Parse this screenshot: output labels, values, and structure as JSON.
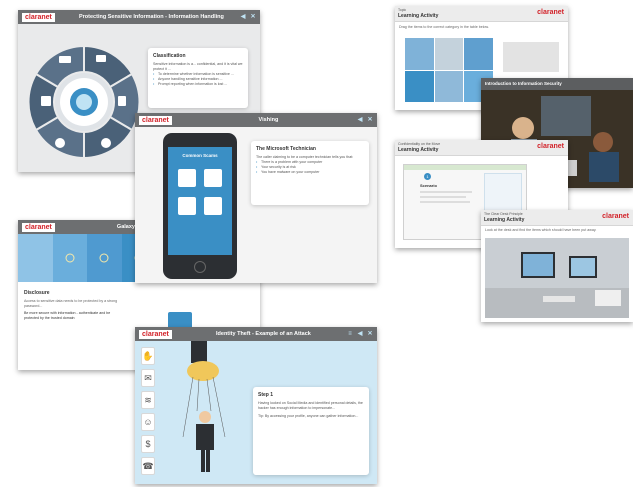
{
  "colors": {
    "brand_red": "#d2232a",
    "header_gray": "#6d6f71",
    "accent_blue": "#3a8fc5",
    "wheel_slate": "#4a6178"
  },
  "brand": "claranet",
  "panel_info_handling": {
    "title": "Protecting Sensitive Information - Information Handling",
    "box_heading": "Classification",
    "box_body": "Sensitive information is a... confidential, and it is vital we protect it ...",
    "bullets": [
      "To determine whether information is sensitive ...",
      "Anyone handling sensitive information ...",
      "Prompt reporting when information is lost ..."
    ],
    "wheel_icons": [
      "envelope-icon",
      "book-icon",
      "search-icon",
      "refresh-icon",
      "server-icon",
      "laptop-icon"
    ]
  },
  "panel_vishing": {
    "title": "Vishing",
    "phone_screen_title": "Common Scams",
    "box_heading": "The Microsoft Technician",
    "box_body": "The caller claiming to be a computer technician tells you that:",
    "bullets": [
      "There is a problem with your computer",
      "Your security is at risk",
      "You have malware on your computer"
    ]
  },
  "panel_safety_aware": {
    "title": "Galaxy Security Aware",
    "heading": "Disclosure",
    "body_1": "Access to sensitive data needs to be protected by a strong password...",
    "body_2": "Be more secure with information - authenticate and be protected by the trusted domain"
  },
  "panel_identity_theft": {
    "title": "Identity Theft - Example of an Attack",
    "step_heading": "Step 1",
    "step_body": "Having looked on Social Media and identified personal details, the hacker has enough information to impersonate...",
    "step_body_2": "Tip: By accessing your profile, anyone can gather information..."
  },
  "panel_learning_1": {
    "small": "Topic",
    "name": "Learning Activity",
    "intro": "Drag the items to the correct category in the table below."
  },
  "panel_info_security": {
    "title": "Introduction to Information Security"
  },
  "panel_learning_2": {
    "small": "Confidentiality on the Move",
    "name": "Learning Activity",
    "section": "Scenario",
    "badge": "1"
  },
  "panel_learning_3": {
    "small": "The Clear Desk Principle",
    "name": "Learning Activity",
    "intro": "Look at the desk and find the items which should have been put away."
  }
}
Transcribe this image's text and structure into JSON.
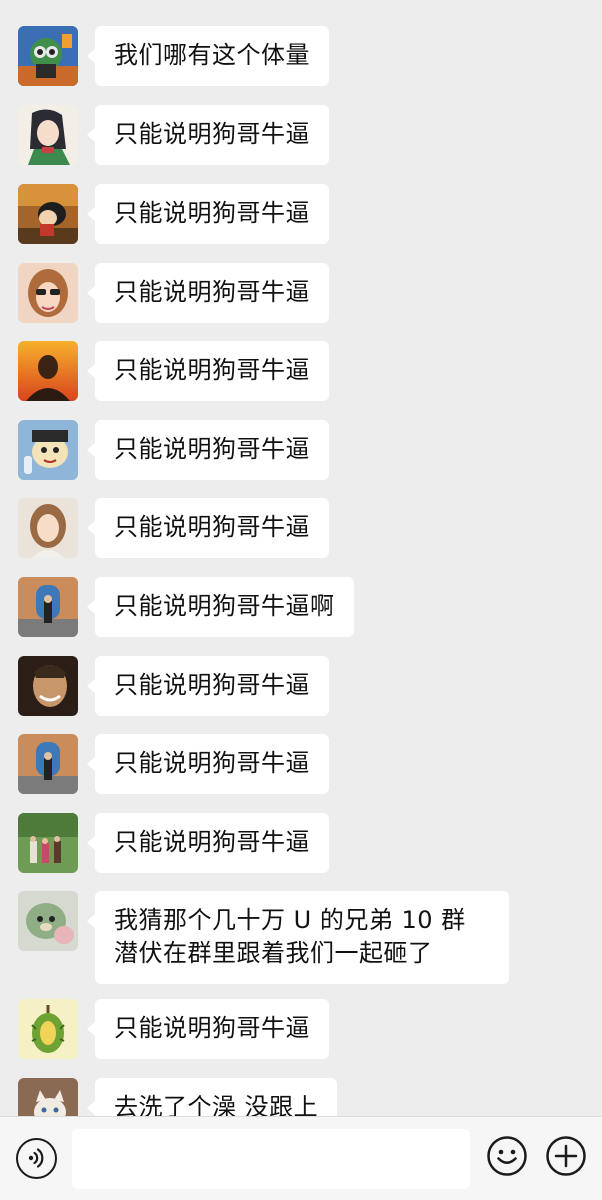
{
  "messages": [
    {
      "avatar": "robot-mascot-avatar",
      "text": "我们哪有这个体量"
    },
    {
      "avatar": "anime-girl-avatar",
      "text": "只能说明狗哥牛逼"
    },
    {
      "avatar": "cartoon-boy-sunset-avatar",
      "text": "只能说明狗哥牛逼"
    },
    {
      "avatar": "woman-sunglasses-avatar",
      "text": "只能说明狗哥牛逼"
    },
    {
      "avatar": "sunset-portrait-avatar",
      "text": "只能说明狗哥牛逼"
    },
    {
      "avatar": "cartoon-character-avatar",
      "text": "只能说明狗哥牛逼"
    },
    {
      "avatar": "woman-portrait-avatar",
      "text": "只能说明狗哥牛逼"
    },
    {
      "avatar": "doorway-photo-avatar",
      "text": "只能说明狗哥牛逼啊"
    },
    {
      "avatar": "smiling-man-avatar",
      "text": "只能说明狗哥牛逼"
    },
    {
      "avatar": "doorway-photo-avatar",
      "text": "只能说明狗哥牛逼"
    },
    {
      "avatar": "group-photo-avatar",
      "text": "只能说明狗哥牛逼"
    },
    {
      "avatar": "plush-toy-avatar",
      "text": "我猜那个几十万 U 的兄弟 10 群潜伏在群里跟着我们一起砸了"
    },
    {
      "avatar": "durian-avatar",
      "text": "只能说明狗哥牛逼"
    },
    {
      "avatar": "cat-avatar",
      "text": "去洗了个澡 没跟上"
    }
  ],
  "input_bar": {
    "voice_icon": "voice-icon",
    "input_value": "",
    "emoji_icon": "emoji-icon",
    "plus_icon": "plus-icon"
  },
  "colors": {
    "background": "#ededed",
    "bubble": "#ffffff",
    "text": "#111111",
    "bar": "#f6f6f6"
  }
}
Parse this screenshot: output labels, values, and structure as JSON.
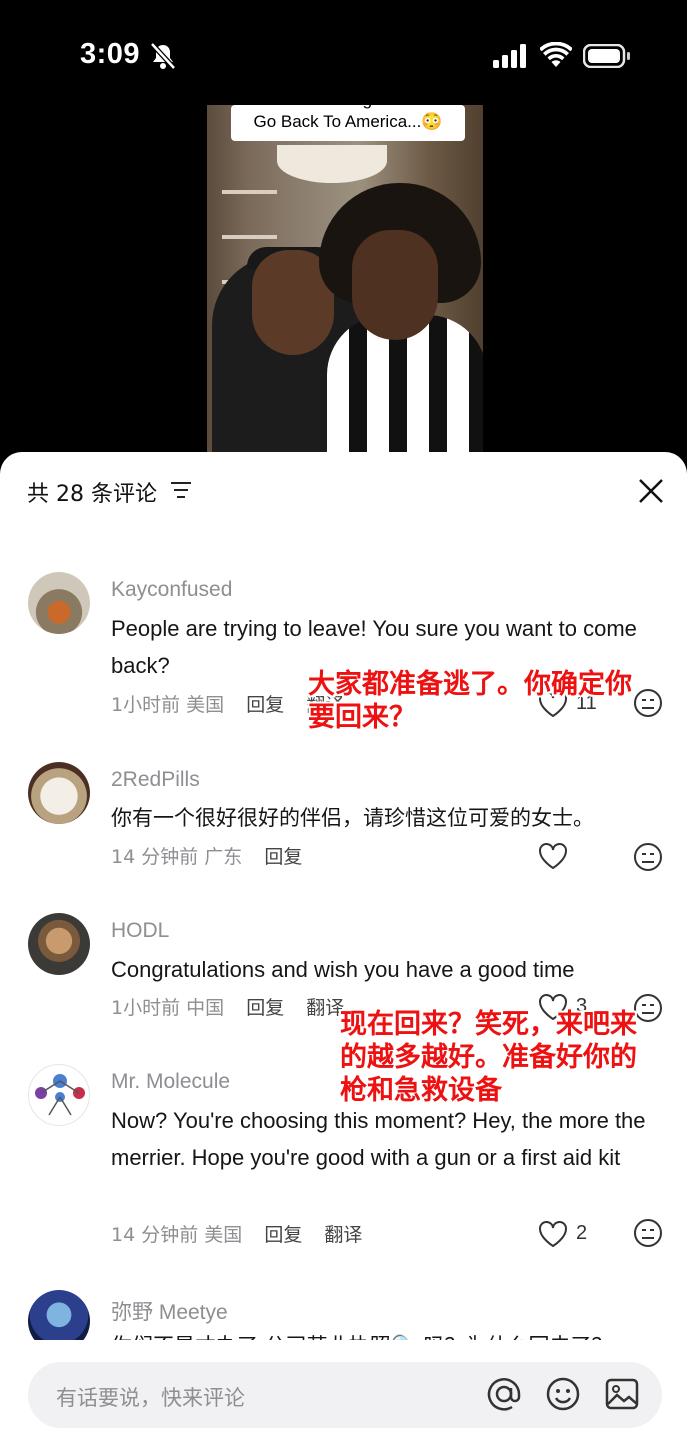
{
  "status_bar": {
    "time": "3:09"
  },
  "video": {
    "caption_top": "We Are Leaving China To",
    "caption": "Go Back To America...😳"
  },
  "sheet": {
    "title": "共 28 条评论",
    "comments": [
      {
        "username": "Kayconfused",
        "text": "People are trying to leave!   You sure you want to come back?",
        "time": "1小时前",
        "location": "美国",
        "reply": "回复",
        "translate": "翻译",
        "likes": "11"
      },
      {
        "username": "2RedPills",
        "text": "你有一个很好很好的伴侣，请珍惜这位可爱的女士。",
        "time": "14 分钟前",
        "location": "广东",
        "reply": "回复",
        "likes": ""
      },
      {
        "username": "HODL",
        "text": "Congratulations and wish you have a good time",
        "time": "1小时前",
        "location": "中国",
        "reply": "回复",
        "translate": "翻译",
        "likes": "3"
      },
      {
        "username": "Mr. Molecule",
        "text": "Now? You're choosing this moment? Hey, the more the merrier. Hope you're good with a gun or a first aid kit",
        "time": "14 分钟前",
        "location": "美国",
        "reply": "回复",
        "translate": "翻译",
        "likes": "2"
      },
      {
        "username": "弥野 Meetye",
        "text": "你们不是才办了 公司营业执照🔍 吗？为什么回去了？"
      }
    ],
    "overlays": [
      "大家都准备逃了。你确定你要回来？",
      "现在回来？笑死，来吧来的越多越好。准备好你的枪和急救设备"
    ]
  },
  "input": {
    "placeholder": "有话要说，快来评论"
  }
}
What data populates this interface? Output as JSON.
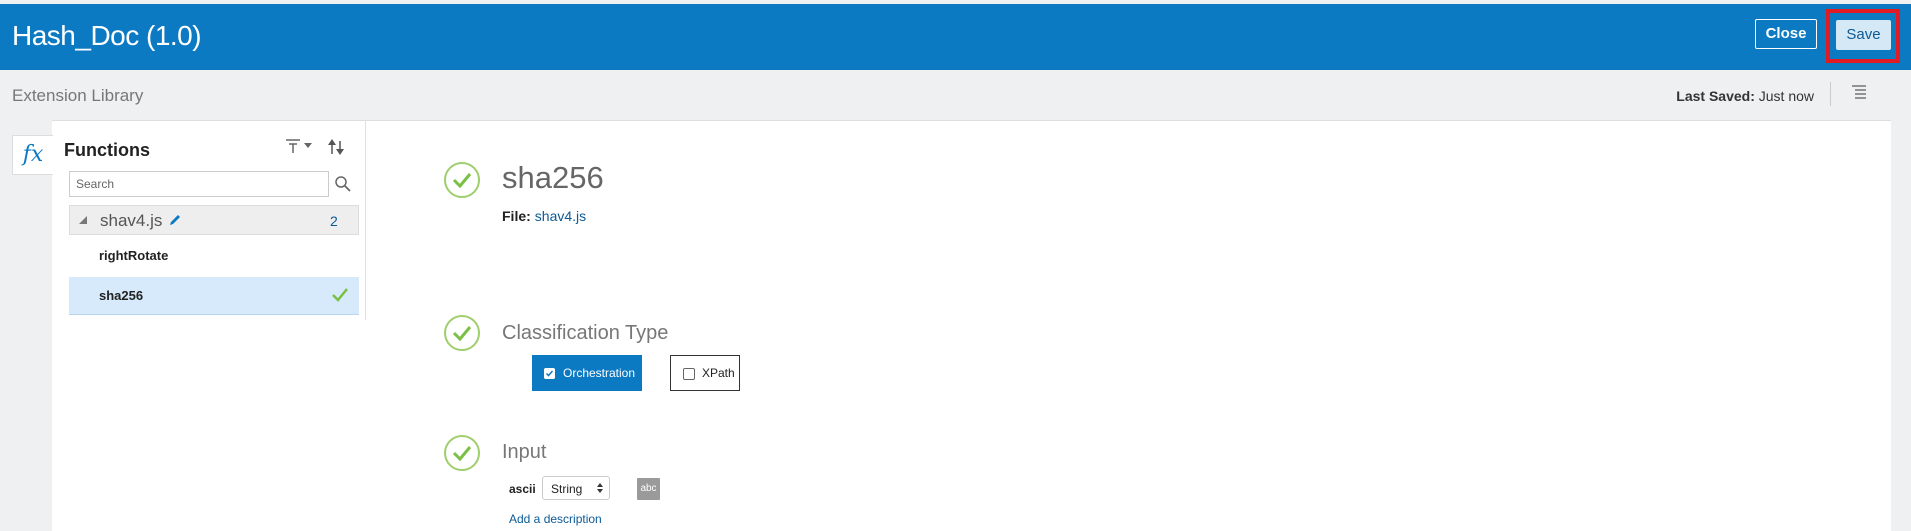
{
  "header": {
    "title": "Hash_Doc (1.0)",
    "close_label": "Close",
    "save_label": "Save"
  },
  "subheader": {
    "title": "Extension Library",
    "last_saved_label": "Last Saved:",
    "last_saved_value": "Just now"
  },
  "sidebar": {
    "fx_label": "fx"
  },
  "functions_panel": {
    "title": "Functions",
    "search_placeholder": "Search",
    "group": {
      "label": "shav4.js",
      "count": "2"
    },
    "items": [
      {
        "label": "rightRotate",
        "selected": false
      },
      {
        "label": "sha256",
        "selected": true
      }
    ]
  },
  "detail": {
    "function_name": "sha256",
    "file_label": "File:",
    "file_name": "shav4.js",
    "classification_heading": "Classification Type",
    "classification_options": [
      {
        "label": "Orchestration",
        "checked": true
      },
      {
        "label": "XPath",
        "checked": false
      }
    ],
    "input_heading": "Input",
    "input_param": {
      "name": "ascii",
      "type": "String",
      "type_badge": "abc",
      "add_description": "Add a description"
    }
  },
  "colors": {
    "brand": "#0b7ac3",
    "check_green": "#7ac143",
    "highlight_red": "#e01b24"
  }
}
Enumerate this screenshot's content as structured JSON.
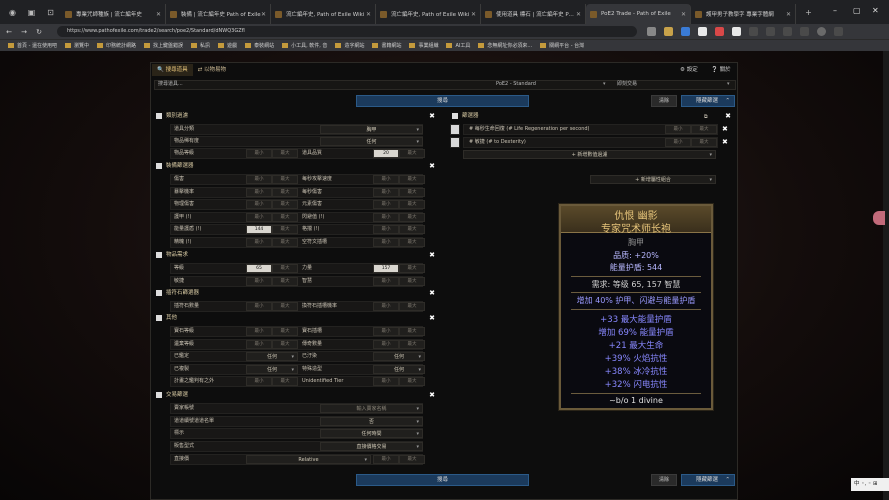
{
  "browser": {
    "tabs": [
      {
        "label": "專業咒師種族 | 流亡編年史",
        "active": false
      },
      {
        "label": "裝備 | 流亡編年史 Path of Exile",
        "active": false
      },
      {
        "label": "流亡編年史, Path of Exile Wiki",
        "active": false
      },
      {
        "label": "流亡編年史, Path of Exile Wiki",
        "active": false
      },
      {
        "label": "使用道具 標石 | 流亡編年史 Path",
        "active": false
      },
      {
        "label": "PoE2 Trade - Path of Exile",
        "active": true
      },
      {
        "label": "護甲男子教學字 專業字體網",
        "active": false
      }
    ],
    "new_tab": "+",
    "url": "https://www.pathofexile.com/trade2/search/poe2/Standard/dNWQ3GZfl",
    "bookmarks": [
      "首頁 - 還在使用吧",
      "瀏覽中",
      "印務統計網路",
      "找上鍵盤錯誤",
      "私訊",
      "遊戲",
      "泰裝網站",
      "小工具, 軟件, 音",
      "造字網站",
      "書籍網站",
      "事業組織",
      "AI工具",
      "念無網址你必須來...",
      "關網平台 - 台灣"
    ]
  },
  "trade": {
    "tab_search": "搜尋道具",
    "tab_exchange": "以物易物",
    "settings": "設定",
    "about": "關於",
    "search_placeholder": "搜尋道具...",
    "league": "PoE2 - Standard",
    "status": "即刻交易",
    "search_btn": "搜尋",
    "clear_btn": "清除",
    "hide_filter_btn": "隱藏篩選"
  },
  "left": {
    "type_section": "類別過濾",
    "category_label": "道具分類",
    "category_value": "胸甲",
    "rarity_label": "物品稀有度",
    "rarity_value": "任何",
    "ilvl_label": "物品等級",
    "quality_label": "道具品質",
    "quality_min": "20",
    "equip_section": "裝備篩選器",
    "equip_rows": [
      {
        "l": "傷害",
        "r": "每秒攻擊速度"
      },
      {
        "l": "暴擊機率",
        "r": "每秒傷害"
      },
      {
        "l": "物理傷害",
        "r": "元素傷害"
      },
      {
        "l": "護甲 (!)",
        "r": "閃避值 (!)"
      },
      {
        "l": "能量護盾 (!)",
        "r": "格擋 (!)"
      },
      {
        "l": "精魄 (!)",
        "r": "空符文插槽"
      }
    ],
    "es_min": "144",
    "req_section": "物品需求",
    "level_label": "等級",
    "level_value": "65",
    "str_label": "力量",
    "str_value": "157",
    "dex_label": "敏捷",
    "int_label": "智慧",
    "socket_section": "插符石篩選器",
    "socket_label": "插符石數量",
    "socket_r": "換符石插槽機率",
    "misc_section": "其他",
    "misc_rows": [
      {
        "l": "寶石等級",
        "r": "寶石插槽"
      },
      {
        "l": "遺棄等級",
        "r": "傳奇數量"
      },
      {
        "l": "已鑑定",
        "lv": "任何",
        "r": "已汙染",
        "rv": "任何"
      },
      {
        "l": "已複製",
        "lv": "任何",
        "r": "特殊造型",
        "rv": "任何"
      },
      {
        "l": "計畫之鑑判有之外",
        "r": "Unidentified Tier"
      }
    ],
    "trade_section": "交易篩選",
    "seller_label": "賣家帳號",
    "seller_value": "輸入賣家名稱",
    "collapse_label": "道道續號道道名單",
    "collapse_value": "否",
    "listed_label": "標示",
    "listed_value": "任何時間",
    "sale_type_label": "販售型式",
    "sale_type_value": "直接價格交易",
    "price_label": "直接價",
    "price_mode": "Relative"
  },
  "right": {
    "stat_section": "篩選器",
    "stats": [
      "# 每秒生命回復 (# Life Regeneration per second)",
      "# 敏捷 (# to Dexterity)"
    ],
    "add_stat": "+ 新增數值過濾",
    "add_group": "+ 新增屬性組合",
    "min": "最小",
    "max": "最大"
  },
  "minmax": {
    "min": "最小",
    "max": "最大"
  },
  "item": {
    "name1": "仇恨 幽影",
    "name2": "专家咒术师长袍",
    "type": "胸甲",
    "quality": "品质: +20%",
    "es": "能量护盾: 544",
    "req": "需求: 等级 65, 157 智慧",
    "implicit": "增加 40% 护甲、闪避与能量护盾",
    "mods": [
      "+33 最大能量护盾",
      "增加 69% 能量护盾",
      "+21 最大生命",
      "+39% 火焰抗性",
      "+38% 冰冷抗性",
      "+32% 闪电抗性"
    ],
    "price": "~b/o 1 divine"
  },
  "widget": "中 ◦, ◦ ⊞",
  "colors": {
    "accent": "#1b3a5c",
    "gold": "#e6c47a",
    "mod": "#8888ff",
    "bg": "#0d0d0d"
  }
}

Given instruction ▸
Look through the listing and extract every line with "location" in it.

Output for this task ▸
        "location": "美国",
        "location": "广东",
        "location": "中国",
        "location": "美国",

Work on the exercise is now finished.